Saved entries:
------------------------------------------------------------
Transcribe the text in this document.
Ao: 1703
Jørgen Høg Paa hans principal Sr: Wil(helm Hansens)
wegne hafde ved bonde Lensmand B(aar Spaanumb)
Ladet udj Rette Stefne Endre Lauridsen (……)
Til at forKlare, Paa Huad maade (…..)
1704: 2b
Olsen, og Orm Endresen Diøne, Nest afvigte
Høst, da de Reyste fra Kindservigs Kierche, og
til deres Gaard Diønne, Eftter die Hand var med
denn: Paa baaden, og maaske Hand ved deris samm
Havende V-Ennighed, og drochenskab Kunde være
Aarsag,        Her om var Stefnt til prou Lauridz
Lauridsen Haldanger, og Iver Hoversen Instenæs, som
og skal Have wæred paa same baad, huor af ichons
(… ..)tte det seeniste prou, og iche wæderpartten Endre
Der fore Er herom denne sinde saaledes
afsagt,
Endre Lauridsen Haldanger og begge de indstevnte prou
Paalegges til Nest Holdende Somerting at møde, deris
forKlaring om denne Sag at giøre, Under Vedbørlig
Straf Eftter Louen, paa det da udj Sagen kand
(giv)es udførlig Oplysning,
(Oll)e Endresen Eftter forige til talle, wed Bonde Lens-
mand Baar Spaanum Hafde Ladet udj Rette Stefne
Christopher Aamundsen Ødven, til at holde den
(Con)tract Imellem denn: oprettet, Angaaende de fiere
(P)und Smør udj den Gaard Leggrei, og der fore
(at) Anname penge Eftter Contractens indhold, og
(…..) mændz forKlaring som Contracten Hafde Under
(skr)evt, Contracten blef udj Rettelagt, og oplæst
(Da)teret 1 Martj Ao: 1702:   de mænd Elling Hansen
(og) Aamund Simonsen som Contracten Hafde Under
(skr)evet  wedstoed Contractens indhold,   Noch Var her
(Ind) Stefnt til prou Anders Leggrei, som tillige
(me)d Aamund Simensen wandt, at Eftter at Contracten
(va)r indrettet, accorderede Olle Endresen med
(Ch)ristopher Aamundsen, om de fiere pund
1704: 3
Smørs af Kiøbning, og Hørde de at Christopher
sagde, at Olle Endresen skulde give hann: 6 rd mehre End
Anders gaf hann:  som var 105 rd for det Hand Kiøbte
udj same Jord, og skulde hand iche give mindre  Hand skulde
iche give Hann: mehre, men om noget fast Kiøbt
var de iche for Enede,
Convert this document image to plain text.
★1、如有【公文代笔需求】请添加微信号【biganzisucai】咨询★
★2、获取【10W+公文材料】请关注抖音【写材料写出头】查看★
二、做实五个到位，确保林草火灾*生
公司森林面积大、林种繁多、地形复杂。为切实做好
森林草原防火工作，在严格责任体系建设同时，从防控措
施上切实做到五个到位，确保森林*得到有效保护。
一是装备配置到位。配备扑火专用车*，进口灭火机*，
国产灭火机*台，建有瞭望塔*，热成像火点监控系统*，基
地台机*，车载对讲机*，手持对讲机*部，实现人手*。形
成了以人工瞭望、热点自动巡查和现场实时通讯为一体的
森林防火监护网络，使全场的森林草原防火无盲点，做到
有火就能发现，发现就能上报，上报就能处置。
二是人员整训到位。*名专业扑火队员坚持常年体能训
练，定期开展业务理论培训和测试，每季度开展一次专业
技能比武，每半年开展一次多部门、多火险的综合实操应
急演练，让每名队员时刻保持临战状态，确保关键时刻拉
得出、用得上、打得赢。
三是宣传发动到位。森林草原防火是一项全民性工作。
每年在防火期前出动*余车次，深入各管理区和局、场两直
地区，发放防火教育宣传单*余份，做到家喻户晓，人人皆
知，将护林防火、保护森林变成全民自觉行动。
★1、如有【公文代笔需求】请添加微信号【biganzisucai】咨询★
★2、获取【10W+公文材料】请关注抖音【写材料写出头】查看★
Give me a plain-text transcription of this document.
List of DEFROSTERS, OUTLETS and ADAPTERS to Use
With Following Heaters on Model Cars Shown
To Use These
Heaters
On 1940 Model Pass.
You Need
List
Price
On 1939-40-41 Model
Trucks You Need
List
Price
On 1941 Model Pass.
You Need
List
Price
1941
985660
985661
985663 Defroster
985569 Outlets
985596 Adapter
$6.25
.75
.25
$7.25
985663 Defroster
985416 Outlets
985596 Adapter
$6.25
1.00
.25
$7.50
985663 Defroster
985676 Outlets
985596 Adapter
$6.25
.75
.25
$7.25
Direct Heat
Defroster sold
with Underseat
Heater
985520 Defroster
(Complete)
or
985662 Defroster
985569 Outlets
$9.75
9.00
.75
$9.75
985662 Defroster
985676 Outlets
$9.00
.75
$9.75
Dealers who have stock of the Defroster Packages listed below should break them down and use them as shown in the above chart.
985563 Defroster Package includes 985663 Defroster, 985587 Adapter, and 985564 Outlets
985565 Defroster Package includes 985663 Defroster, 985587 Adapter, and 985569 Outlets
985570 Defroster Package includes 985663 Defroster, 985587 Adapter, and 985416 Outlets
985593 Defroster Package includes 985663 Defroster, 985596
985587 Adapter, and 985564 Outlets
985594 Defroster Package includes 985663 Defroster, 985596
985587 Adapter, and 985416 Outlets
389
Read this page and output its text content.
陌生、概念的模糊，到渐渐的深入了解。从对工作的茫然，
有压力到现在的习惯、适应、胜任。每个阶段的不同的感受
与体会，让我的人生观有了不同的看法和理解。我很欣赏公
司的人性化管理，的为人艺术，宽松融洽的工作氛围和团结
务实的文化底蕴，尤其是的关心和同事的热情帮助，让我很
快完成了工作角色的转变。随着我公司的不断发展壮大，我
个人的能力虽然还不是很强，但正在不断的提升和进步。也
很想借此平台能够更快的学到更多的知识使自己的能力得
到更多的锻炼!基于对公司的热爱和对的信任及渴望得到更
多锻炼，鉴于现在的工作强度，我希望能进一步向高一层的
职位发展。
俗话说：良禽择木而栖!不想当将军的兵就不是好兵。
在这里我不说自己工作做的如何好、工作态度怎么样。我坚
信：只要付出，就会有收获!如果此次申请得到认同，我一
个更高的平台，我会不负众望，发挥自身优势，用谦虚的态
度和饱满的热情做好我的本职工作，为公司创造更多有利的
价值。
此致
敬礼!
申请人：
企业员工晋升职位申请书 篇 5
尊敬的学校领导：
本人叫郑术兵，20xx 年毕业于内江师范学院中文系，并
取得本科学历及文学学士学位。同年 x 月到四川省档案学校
------------------------------------------------------------
§ **Goal**
How many of the lines above include the word "document"? Respond with the number alone.

§ **Response below**
3